EXTRACTED INFORMATION:
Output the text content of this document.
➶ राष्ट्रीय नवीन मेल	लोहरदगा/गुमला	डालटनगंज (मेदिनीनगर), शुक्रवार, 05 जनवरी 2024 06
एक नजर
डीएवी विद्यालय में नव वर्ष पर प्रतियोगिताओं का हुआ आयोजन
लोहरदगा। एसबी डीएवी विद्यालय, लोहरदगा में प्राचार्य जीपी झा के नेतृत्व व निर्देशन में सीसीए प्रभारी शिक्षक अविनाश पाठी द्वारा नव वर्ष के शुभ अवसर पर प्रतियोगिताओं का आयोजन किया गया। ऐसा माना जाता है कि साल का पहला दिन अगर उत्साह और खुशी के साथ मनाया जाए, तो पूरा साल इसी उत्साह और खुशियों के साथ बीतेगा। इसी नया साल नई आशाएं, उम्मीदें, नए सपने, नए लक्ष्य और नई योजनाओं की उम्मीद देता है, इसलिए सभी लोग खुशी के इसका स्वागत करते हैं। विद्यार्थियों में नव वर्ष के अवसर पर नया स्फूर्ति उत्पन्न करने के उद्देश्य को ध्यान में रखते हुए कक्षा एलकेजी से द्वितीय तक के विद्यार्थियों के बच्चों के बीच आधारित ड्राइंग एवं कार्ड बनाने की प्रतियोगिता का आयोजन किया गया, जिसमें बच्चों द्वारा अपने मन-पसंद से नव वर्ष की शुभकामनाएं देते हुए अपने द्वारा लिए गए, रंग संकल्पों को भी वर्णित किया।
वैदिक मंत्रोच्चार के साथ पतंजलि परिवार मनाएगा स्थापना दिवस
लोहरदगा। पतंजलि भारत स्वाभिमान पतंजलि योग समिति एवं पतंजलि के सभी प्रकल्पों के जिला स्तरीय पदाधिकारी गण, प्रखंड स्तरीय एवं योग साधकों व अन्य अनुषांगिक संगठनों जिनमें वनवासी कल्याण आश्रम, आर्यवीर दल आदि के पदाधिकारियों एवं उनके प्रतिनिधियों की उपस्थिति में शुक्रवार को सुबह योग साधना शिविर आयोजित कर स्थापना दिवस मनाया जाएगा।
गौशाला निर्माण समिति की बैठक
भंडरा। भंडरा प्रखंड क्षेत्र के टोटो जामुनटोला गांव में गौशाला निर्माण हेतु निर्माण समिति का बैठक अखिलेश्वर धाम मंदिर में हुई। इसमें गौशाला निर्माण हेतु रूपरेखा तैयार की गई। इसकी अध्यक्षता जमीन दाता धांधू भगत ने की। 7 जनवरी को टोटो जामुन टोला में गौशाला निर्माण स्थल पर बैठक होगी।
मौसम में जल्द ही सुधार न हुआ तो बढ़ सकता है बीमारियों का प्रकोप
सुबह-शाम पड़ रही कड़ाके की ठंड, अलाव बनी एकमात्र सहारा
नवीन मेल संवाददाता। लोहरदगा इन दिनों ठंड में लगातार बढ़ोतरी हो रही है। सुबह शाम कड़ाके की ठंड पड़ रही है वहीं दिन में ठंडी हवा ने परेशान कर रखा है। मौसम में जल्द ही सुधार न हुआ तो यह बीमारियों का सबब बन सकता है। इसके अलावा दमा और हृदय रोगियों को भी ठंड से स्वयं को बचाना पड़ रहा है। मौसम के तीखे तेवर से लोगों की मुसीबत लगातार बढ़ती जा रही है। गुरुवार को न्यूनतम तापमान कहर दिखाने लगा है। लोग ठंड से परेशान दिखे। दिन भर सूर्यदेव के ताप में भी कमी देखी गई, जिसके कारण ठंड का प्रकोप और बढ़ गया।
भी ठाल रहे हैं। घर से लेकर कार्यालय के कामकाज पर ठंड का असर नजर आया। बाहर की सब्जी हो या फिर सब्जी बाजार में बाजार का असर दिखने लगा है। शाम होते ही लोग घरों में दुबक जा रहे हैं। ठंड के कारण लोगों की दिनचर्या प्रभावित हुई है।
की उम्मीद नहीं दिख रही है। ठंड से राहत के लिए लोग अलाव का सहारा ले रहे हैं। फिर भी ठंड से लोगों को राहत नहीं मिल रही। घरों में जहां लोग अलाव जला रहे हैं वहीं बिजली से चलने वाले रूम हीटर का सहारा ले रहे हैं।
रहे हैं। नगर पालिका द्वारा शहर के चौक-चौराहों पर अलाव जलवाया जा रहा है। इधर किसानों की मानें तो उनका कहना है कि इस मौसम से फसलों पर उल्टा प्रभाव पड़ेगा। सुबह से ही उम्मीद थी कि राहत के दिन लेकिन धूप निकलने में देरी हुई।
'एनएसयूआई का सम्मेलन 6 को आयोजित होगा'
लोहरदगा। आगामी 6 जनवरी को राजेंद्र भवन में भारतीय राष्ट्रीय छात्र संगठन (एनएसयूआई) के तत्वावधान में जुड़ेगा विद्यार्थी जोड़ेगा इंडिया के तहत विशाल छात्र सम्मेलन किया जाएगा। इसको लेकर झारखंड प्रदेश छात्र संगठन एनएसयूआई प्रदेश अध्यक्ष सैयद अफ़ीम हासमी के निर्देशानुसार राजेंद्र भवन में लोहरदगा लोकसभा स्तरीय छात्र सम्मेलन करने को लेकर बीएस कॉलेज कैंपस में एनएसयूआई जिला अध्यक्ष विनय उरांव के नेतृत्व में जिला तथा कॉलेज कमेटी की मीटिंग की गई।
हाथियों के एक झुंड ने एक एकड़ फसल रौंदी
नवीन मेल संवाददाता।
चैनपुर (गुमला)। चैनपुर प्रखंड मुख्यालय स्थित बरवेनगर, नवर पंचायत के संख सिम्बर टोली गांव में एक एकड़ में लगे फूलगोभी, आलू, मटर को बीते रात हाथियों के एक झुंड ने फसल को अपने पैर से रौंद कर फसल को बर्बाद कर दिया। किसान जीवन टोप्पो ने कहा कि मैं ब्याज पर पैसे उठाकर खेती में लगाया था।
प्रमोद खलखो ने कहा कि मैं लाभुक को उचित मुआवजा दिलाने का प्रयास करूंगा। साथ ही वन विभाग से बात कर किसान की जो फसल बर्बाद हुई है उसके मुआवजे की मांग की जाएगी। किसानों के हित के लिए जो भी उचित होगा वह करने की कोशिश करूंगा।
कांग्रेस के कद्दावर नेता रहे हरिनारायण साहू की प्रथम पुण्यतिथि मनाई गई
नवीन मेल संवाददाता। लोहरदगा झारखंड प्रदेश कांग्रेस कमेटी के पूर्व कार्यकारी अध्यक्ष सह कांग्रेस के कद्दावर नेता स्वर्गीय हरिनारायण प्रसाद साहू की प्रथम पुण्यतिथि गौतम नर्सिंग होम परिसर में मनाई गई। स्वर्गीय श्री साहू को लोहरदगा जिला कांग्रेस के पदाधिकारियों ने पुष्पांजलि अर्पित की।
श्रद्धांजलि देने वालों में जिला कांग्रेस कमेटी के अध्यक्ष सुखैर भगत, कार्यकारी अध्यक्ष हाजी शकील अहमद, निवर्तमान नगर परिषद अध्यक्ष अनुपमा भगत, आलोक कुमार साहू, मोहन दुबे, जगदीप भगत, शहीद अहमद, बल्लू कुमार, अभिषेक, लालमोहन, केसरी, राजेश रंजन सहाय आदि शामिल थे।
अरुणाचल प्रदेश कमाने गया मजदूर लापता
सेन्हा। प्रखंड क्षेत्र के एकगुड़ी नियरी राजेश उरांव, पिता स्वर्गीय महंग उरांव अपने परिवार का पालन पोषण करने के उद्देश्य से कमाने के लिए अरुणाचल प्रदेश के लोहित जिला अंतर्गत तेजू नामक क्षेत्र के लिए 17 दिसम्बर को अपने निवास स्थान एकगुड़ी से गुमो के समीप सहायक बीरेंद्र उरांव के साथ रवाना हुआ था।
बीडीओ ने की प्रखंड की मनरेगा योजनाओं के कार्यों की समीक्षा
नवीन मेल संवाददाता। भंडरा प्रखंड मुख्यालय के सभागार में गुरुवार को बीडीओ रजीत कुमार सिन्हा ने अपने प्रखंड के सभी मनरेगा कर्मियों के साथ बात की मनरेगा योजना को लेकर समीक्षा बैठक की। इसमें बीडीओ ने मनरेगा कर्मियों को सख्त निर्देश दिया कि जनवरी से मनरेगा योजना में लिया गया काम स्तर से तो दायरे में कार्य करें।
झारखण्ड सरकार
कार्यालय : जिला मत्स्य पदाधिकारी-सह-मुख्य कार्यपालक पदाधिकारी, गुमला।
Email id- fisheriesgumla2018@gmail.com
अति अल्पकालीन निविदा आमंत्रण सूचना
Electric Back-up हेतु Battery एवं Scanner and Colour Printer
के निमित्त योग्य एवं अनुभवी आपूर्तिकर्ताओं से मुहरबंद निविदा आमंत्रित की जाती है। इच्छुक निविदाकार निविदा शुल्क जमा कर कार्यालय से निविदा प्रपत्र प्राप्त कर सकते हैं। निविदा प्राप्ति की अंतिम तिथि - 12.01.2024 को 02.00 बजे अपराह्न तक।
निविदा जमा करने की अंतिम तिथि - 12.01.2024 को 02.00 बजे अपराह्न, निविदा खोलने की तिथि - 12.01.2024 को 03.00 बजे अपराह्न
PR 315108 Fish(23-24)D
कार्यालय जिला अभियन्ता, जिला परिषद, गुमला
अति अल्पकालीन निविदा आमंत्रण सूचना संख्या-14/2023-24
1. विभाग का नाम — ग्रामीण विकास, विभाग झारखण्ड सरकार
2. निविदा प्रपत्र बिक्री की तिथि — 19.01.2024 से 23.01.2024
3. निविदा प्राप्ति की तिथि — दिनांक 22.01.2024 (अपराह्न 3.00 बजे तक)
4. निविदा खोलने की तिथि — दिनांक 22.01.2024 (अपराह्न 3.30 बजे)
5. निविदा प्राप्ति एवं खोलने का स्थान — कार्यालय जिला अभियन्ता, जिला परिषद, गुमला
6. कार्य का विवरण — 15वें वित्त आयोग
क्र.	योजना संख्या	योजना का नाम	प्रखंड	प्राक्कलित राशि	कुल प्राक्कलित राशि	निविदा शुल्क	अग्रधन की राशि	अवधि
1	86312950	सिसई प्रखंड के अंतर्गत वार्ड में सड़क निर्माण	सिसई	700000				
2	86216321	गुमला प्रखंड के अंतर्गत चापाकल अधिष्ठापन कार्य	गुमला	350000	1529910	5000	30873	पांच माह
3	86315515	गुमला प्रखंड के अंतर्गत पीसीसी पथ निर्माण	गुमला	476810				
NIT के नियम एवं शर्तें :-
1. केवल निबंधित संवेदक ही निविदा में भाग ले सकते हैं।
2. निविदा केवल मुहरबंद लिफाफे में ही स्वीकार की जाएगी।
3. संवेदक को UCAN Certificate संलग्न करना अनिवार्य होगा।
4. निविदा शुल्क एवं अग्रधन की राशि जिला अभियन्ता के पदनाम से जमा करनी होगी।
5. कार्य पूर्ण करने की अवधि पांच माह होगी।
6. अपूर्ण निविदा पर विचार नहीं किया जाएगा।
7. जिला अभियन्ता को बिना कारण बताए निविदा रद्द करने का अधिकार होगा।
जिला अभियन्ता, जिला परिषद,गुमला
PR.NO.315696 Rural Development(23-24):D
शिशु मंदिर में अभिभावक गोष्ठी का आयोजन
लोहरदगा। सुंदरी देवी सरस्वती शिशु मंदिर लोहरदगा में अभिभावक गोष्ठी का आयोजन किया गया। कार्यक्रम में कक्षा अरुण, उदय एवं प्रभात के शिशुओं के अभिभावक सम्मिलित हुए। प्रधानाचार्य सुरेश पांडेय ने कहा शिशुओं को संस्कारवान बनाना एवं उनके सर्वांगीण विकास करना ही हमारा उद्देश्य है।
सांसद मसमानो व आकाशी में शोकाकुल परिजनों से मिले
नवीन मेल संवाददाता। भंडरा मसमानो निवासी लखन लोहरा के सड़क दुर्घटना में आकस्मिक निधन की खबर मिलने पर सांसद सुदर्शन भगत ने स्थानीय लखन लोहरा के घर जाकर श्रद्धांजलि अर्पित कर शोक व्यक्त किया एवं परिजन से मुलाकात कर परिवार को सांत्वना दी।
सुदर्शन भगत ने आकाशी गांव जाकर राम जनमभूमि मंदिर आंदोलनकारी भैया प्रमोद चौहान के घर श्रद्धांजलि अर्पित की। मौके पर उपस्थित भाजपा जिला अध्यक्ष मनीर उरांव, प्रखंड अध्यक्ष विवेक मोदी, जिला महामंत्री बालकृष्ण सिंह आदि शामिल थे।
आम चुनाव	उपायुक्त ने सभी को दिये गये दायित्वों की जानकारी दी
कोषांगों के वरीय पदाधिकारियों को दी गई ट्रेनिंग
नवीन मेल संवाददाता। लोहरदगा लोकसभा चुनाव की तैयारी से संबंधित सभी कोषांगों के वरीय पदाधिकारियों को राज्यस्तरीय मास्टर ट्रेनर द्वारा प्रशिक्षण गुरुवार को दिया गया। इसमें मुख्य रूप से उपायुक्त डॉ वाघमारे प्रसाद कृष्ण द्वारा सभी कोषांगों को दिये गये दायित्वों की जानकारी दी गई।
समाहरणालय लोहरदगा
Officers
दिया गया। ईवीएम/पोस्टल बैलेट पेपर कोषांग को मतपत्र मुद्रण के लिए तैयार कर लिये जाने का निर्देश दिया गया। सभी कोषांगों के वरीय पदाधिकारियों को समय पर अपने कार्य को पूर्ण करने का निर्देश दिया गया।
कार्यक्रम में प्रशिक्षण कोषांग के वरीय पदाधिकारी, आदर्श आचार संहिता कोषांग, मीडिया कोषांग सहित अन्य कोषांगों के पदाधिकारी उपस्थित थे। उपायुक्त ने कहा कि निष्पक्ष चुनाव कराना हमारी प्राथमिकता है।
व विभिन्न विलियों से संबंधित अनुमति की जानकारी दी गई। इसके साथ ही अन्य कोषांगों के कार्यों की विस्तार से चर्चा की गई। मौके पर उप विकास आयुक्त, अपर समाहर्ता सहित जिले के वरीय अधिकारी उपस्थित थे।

WHAT THE TASK ASKS: Identify the lines of the entries containing the string "एनएसय". Copy each such line.

SOLUTION TO THIS PROBLEM:
'एनएसयूआई का सम्मेलन 6 को आयोजित होगा'
लोहरदगा। आगामी 6 जनवरी को राजेंद्र भवन में भारतीय राष्ट्रीय छात्र संगठन (एनएसयूआई) के तत्वावधान में जुड़ेगा विद्यार्थी जोड़ेगा इंडिया के तहत विशाल छात्र सम्मेलन किया जाएगा। इसको लेकर झारखंड प्रदेश छात्र संगठन एनएसयूआई प्रदेश अध्यक्ष सैयद अफ़ीम हासमी के निर्देशानुसार राजेंद्र भवन में लोहरदगा लोकसभा स्तरीय छात्र सम्मेलन करने को लेकर बीएस कॉलेज कैंपस में एनएसयूआई जिला अध्यक्ष विनय उरांव के नेतृत्व में जिला तथा कॉलेज कमेटी की मीटिंग की गई।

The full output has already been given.